(begin)

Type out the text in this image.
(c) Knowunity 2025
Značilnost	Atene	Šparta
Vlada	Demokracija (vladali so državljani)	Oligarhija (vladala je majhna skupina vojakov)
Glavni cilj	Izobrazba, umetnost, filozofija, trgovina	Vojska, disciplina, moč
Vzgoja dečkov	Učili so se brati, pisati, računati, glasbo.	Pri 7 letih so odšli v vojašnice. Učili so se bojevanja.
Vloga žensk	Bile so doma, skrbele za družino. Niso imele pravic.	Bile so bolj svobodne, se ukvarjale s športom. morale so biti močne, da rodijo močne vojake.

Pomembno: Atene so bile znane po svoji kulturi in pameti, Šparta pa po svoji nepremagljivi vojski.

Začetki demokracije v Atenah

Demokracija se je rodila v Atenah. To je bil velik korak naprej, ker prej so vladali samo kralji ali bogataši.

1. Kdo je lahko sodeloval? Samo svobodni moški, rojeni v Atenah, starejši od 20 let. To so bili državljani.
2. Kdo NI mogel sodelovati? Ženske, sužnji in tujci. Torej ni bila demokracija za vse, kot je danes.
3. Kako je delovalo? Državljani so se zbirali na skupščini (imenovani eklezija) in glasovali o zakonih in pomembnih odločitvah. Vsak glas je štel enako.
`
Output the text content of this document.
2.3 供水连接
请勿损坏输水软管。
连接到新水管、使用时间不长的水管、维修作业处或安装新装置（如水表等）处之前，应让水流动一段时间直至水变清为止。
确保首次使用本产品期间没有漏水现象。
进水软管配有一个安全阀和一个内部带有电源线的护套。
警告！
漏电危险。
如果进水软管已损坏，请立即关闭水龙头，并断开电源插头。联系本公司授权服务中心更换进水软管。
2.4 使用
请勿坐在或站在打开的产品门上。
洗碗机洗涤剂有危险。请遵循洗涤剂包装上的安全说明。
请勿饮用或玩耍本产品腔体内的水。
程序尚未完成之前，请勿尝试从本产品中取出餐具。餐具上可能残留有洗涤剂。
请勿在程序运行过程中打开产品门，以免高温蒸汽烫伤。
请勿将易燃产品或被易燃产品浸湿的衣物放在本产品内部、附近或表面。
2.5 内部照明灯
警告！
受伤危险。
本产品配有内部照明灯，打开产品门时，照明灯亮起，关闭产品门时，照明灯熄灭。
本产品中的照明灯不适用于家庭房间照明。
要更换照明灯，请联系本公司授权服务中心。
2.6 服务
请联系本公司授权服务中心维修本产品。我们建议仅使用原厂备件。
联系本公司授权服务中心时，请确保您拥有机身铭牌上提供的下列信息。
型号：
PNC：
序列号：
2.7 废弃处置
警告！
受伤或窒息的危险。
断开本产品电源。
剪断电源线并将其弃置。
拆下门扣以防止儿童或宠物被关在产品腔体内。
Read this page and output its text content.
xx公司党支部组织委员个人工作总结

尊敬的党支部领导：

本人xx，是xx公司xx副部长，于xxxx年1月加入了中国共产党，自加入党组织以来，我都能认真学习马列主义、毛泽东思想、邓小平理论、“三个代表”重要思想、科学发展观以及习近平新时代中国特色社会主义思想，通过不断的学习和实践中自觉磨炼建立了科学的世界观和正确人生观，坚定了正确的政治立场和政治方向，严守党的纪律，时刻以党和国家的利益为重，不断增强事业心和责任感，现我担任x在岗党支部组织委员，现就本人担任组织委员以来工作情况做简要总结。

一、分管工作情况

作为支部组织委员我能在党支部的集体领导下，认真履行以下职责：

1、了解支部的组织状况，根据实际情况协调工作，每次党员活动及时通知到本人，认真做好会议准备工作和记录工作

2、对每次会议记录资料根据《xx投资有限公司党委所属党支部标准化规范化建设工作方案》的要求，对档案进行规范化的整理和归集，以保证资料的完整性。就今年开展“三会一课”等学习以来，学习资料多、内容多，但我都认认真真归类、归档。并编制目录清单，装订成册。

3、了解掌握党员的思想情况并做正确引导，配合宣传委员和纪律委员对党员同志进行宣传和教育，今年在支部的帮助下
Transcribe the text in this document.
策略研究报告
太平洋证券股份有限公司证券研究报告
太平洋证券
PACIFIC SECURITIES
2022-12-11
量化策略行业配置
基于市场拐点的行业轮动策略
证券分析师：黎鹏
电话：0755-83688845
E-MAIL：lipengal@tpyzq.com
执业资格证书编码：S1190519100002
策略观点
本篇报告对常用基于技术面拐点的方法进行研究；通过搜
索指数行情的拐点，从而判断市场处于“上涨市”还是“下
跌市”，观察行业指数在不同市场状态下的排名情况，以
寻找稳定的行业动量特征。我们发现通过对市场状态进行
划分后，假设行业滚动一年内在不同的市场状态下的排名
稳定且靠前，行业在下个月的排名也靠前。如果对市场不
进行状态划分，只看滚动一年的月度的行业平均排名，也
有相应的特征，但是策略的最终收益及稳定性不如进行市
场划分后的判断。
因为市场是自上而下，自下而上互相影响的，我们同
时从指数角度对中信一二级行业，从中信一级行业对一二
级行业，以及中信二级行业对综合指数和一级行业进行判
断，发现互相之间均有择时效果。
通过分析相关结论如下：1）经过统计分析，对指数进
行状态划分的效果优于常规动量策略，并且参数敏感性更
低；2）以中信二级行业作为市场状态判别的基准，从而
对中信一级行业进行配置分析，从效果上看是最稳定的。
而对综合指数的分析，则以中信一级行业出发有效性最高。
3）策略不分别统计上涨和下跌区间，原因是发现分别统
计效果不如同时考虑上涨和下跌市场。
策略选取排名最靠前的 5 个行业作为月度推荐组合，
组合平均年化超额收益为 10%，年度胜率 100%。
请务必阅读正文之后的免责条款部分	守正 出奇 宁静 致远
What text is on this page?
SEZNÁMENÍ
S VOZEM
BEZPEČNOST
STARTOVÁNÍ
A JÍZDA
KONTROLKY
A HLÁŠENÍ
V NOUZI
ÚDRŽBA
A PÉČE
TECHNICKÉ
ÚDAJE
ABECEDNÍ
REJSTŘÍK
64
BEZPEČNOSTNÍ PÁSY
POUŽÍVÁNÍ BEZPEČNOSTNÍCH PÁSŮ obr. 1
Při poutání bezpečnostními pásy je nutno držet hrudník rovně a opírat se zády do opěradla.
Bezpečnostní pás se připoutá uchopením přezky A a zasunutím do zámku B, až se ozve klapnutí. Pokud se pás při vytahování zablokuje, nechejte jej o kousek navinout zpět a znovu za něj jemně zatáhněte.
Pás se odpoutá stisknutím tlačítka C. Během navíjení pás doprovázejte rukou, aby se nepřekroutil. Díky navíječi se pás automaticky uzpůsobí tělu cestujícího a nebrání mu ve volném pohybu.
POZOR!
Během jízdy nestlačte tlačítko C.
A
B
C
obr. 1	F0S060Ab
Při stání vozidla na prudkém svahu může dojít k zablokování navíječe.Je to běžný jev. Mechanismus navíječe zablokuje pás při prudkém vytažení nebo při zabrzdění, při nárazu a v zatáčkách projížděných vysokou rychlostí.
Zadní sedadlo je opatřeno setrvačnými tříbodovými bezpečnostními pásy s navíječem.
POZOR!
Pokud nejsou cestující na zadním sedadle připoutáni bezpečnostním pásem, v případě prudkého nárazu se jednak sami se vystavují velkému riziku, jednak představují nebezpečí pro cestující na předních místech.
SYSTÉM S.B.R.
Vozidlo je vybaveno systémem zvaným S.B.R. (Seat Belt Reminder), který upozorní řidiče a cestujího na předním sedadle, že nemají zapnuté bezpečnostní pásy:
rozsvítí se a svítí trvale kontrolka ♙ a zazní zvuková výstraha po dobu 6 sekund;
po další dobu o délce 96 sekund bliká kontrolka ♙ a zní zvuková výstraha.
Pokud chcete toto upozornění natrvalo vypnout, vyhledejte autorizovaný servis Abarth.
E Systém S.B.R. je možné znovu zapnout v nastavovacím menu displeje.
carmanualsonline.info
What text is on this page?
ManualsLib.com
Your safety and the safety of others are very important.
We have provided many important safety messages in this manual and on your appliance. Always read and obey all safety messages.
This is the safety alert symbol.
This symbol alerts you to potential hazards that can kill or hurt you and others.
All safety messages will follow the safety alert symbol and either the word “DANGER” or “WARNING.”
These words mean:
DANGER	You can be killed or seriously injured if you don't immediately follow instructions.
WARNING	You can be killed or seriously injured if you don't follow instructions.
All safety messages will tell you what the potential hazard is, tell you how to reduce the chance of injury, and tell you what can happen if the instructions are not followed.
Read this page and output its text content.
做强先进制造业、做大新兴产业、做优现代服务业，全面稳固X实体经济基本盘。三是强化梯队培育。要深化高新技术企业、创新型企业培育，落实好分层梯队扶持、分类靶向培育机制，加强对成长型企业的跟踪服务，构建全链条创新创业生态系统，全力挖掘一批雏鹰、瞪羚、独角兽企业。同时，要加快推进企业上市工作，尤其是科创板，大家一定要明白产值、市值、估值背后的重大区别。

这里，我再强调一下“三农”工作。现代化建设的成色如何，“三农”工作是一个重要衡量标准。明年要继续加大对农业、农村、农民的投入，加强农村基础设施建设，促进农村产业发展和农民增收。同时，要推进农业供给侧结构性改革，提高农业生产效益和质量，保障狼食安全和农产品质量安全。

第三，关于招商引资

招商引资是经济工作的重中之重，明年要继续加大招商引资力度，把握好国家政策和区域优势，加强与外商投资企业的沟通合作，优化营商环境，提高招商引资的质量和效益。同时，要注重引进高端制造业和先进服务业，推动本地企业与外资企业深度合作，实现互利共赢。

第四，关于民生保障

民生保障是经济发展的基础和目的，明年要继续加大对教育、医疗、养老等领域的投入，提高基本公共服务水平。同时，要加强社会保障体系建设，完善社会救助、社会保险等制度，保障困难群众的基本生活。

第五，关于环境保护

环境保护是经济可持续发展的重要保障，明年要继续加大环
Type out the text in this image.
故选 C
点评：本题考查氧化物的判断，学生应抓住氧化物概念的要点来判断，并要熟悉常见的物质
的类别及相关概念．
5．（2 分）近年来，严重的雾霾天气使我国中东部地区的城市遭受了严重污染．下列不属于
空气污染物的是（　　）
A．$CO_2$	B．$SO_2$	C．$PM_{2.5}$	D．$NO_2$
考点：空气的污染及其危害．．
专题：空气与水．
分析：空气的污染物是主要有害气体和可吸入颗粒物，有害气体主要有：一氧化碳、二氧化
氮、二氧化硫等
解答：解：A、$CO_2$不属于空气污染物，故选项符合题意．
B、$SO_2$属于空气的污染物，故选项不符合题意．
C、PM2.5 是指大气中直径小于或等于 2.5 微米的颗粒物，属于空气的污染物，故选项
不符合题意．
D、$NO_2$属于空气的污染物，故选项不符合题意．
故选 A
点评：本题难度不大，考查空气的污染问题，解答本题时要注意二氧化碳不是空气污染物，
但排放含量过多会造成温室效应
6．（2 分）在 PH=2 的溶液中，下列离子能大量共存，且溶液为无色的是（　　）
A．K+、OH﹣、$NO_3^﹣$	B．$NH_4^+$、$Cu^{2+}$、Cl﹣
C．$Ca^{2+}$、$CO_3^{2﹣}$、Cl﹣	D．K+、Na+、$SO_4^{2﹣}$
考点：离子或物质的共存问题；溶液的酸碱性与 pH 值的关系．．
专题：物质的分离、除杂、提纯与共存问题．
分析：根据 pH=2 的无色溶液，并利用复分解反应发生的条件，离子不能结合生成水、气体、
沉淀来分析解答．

(end)

- [Prompt]:
Where a line in the material contains "Šparta", copy that line.

- [Problem solution]:
Značilnost	Atene	Šparta
Pomembno: Atene so bile znane po svoji kulturi in pameti, Šparta pa po svoji nepremagljivi vojski.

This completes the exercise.